● **WHAT IS REQUIRED**
The records that follow are to be repeated without alteration.

Raw records:

>>>

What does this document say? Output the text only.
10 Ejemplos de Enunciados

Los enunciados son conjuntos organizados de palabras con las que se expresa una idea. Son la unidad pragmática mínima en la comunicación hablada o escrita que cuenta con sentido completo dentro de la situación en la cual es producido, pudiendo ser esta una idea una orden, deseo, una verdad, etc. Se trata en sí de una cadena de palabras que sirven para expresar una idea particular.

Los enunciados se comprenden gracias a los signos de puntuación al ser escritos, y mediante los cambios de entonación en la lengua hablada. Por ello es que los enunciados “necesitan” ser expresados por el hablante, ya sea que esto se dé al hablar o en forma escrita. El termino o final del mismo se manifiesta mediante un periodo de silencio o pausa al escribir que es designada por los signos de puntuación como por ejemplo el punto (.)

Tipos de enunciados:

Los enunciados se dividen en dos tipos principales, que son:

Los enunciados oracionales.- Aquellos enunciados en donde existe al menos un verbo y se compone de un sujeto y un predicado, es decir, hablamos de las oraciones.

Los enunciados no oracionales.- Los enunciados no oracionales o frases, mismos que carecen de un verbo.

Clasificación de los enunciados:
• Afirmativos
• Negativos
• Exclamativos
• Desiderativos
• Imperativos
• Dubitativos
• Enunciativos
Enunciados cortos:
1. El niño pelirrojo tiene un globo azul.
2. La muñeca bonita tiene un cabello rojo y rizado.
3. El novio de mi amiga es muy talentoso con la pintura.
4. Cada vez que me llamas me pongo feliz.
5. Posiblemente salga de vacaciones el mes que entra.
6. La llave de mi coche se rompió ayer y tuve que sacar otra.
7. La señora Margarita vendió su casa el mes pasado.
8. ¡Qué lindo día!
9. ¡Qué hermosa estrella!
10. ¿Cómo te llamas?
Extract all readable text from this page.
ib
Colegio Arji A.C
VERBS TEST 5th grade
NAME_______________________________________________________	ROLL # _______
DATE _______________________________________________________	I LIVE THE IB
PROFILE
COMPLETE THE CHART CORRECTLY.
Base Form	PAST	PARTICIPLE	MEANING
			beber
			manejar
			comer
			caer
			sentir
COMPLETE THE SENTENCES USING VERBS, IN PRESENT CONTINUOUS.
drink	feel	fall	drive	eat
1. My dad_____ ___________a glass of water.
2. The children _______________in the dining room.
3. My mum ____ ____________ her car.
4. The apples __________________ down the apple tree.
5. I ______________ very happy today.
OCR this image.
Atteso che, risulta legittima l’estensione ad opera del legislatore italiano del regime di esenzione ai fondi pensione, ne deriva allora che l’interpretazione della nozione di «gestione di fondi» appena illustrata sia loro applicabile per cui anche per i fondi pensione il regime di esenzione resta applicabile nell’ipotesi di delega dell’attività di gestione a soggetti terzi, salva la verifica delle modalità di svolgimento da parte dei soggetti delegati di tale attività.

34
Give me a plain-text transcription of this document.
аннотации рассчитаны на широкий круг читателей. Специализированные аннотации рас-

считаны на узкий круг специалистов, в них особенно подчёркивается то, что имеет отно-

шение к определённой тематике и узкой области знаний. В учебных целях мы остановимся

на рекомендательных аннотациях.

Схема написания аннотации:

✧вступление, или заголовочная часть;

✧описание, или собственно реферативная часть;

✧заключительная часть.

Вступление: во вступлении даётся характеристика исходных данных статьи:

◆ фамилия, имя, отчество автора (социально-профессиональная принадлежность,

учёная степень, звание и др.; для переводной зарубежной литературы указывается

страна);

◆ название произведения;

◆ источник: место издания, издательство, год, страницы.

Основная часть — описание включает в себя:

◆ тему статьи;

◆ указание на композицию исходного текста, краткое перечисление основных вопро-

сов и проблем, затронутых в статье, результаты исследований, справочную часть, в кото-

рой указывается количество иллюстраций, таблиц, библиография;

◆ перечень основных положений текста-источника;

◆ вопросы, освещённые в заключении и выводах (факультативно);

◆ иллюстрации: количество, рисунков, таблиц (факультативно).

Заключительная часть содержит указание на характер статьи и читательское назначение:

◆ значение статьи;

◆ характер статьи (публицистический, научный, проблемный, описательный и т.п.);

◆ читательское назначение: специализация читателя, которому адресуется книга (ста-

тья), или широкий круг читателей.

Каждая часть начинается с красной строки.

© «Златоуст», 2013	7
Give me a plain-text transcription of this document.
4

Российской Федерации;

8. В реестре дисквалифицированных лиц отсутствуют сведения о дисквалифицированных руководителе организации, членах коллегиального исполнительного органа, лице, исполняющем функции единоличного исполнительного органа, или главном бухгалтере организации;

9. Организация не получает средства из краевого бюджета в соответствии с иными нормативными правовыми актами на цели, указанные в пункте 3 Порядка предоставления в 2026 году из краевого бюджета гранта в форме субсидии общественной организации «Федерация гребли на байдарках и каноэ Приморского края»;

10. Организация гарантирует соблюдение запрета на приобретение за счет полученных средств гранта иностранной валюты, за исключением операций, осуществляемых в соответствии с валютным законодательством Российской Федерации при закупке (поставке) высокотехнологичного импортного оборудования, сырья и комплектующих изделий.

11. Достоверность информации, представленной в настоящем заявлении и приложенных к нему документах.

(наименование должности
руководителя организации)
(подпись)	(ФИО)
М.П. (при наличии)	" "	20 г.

<<<

● **THE RESULT**
What does this document say? Output the text only.
10 Ejemplos de Enunciados

Los enunciados son conjuntos organizados de palabras con las que se expresa una idea. Son la unidad pragmática mínima en la comunicación hablada o escrita que cuenta con sentido completo dentro de la situación en la cual es producido, pudiendo ser esta una idea una orden, deseo, una verdad, etc. Se trata en sí de una cadena de palabras que sirven para expresar una idea particular.

Los enunciados se comprenden gracias a los signos de puntuación al ser escritos, y mediante los cambios de entonación en la lengua hablada. Por ello es que los enunciados “necesitan” ser expresados por el hablante, ya sea que esto se dé al hablar o en forma escrita. El termino o final del mismo se manifiesta mediante un periodo de silencio o pausa al escribir que es designada por los signos de puntuación como por ejemplo el punto (.)

Tipos de enunciados:

Los enunciados se dividen en dos tipos principales, que son:

Los enunciados oracionales.- Aquellos enunciados en donde existe al menos un verbo y se compone de un sujeto y un predicado, es decir, hablamos de las oraciones.

Los enunciados no oracionales.- Los enunciados no oracionales o frases, mismos que carecen de un verbo.

Clasificación de los enunciados:
• Afirmativos
• Negativos
• Exclamativos
• Desiderativos
• Imperativos
• Dubitativos
• Enunciativos
Enunciados cortos:
1. El niño pelirrojo tiene un globo azul.
2. La muñeca bonita tiene un cabello rojo y rizado.
3. El novio de mi amiga es muy talentoso con la pintura.
4. Cada vez que me llamas me pongo feliz.
5. Posiblemente salga de vacaciones el mes que entra.
6. La llave de mi coche se rompió ayer y tuve que sacar otra.
7. La señora Margarita vendió su casa el mes pasado.
8. ¡Qué lindo día!
9. ¡Qué hermosa estrella!
10. ¿Cómo te llamas?
Extract all readable text from this page.
ib
Colegio Arji A.C
VERBS TEST 5th grade
NAME_______________________________________________________	ROLL # _______
DATE _______________________________________________________	I LIVE THE IB
PROFILE
COMPLETE THE CHART CORRECTLY.
Base Form	PAST	PARTICIPLE	MEANING
			beber
			manejar
			comer
			caer
			sentir
COMPLETE THE SENTENCES USING VERBS, IN PRESENT CONTINUOUS.
drink	feel	fall	drive	eat
1. My dad_____ ___________a glass of water.
2. The children _______________in the dining room.
3. My mum ____ ____________ her car.
4. The apples __________________ down the apple tree.
5. I ______________ very happy today.
OCR this image.
Atteso che, risulta legittima l’estensione ad opera del legislatore italiano del regime di esenzione ai fondi pensione, ne deriva allora che l’interpretazione della nozione di «gestione di fondi» appena illustrata sia loro applicabile per cui anche per i fondi pensione il regime di esenzione resta applicabile nell’ipotesi di delega dell’attività di gestione a soggetti terzi, salva la verifica delle modalità di svolgimento da parte dei soggetti delegati di tale attività.

34
Give me a plain-text transcription of this document.
аннотации рассчитаны на широкий круг читателей. Специализированные аннотации рас-

считаны на узкий круг специалистов, в них особенно подчёркивается то, что имеет отно-

шение к определённой тематике и узкой области знаний. В учебных целях мы остановимся

на рекомендательных аннотациях.

Схема написания аннотации:

✧вступление, или заголовочная часть;

✧описание, или собственно реферативная часть;

✧заключительная часть.

Вступление: во вступлении даётся характеристика исходных данных статьи:

◆ фамилия, имя, отчество автора (социально-профессиональная принадлежность,

учёная степень, звание и др.; для переводной зарубежной литературы указывается

страна);

◆ название произведения;

◆ источник: место издания, издательство, год, страницы.

Основная часть — описание включает в себя:

◆ тему статьи;

◆ указание на композицию исходного текста, краткое перечисление основных вопро-

сов и проблем, затронутых в статье, результаты исследований, справочную часть, в кото-

рой указывается количество иллюстраций, таблиц, библиография;

◆ перечень основных положений текста-источника;

◆ вопросы, освещённые в заключении и выводах (факультативно);

◆ иллюстрации: количество, рисунков, таблиц (факультативно).

Заключительная часть содержит указание на характер статьи и читательское назначение:

◆ значение статьи;

◆ характер статьи (публицистический, научный, проблемный, описательный и т.п.);

◆ читательское назначение: специализация читателя, которому адресуется книга (ста-

тья), или широкий круг читателей.

Каждая часть начинается с красной строки.

© «Златоуст», 2013	7
Give me a plain-text transcription of this document.
4

Российской Федерации;

8. В реестре дисквалифицированных лиц отсутствуют сведения о дисквалифицированных руководителе организации, членах коллегиального исполнительного органа, лице, исполняющем функции единоличного исполнительного органа, или главном бухгалтере организации;

9. Организация не получает средства из краевого бюджета в соответствии с иными нормативными правовыми актами на цели, указанные в пункте 3 Порядка предоставления в 2026 году из краевого бюджета гранта в форме субсидии общественной организации «Федерация гребли на байдарках и каноэ Приморского края»;

10. Организация гарантирует соблюдение запрета на приобретение за счет полученных средств гранта иностранной валюты, за исключением операций, осуществляемых в соответствии с валютным законодательством Российской Федерации при закупке (поставке) высокотехнологичного импортного оборудования, сырья и комплектующих изделий.

11. Достоверность информации, представленной в настоящем заявлении и приложенных к нему документах.

(наименование должности
руководителя организации)
(подпись)	(ФИО)
М.П. (при наличии)	" "	20 г.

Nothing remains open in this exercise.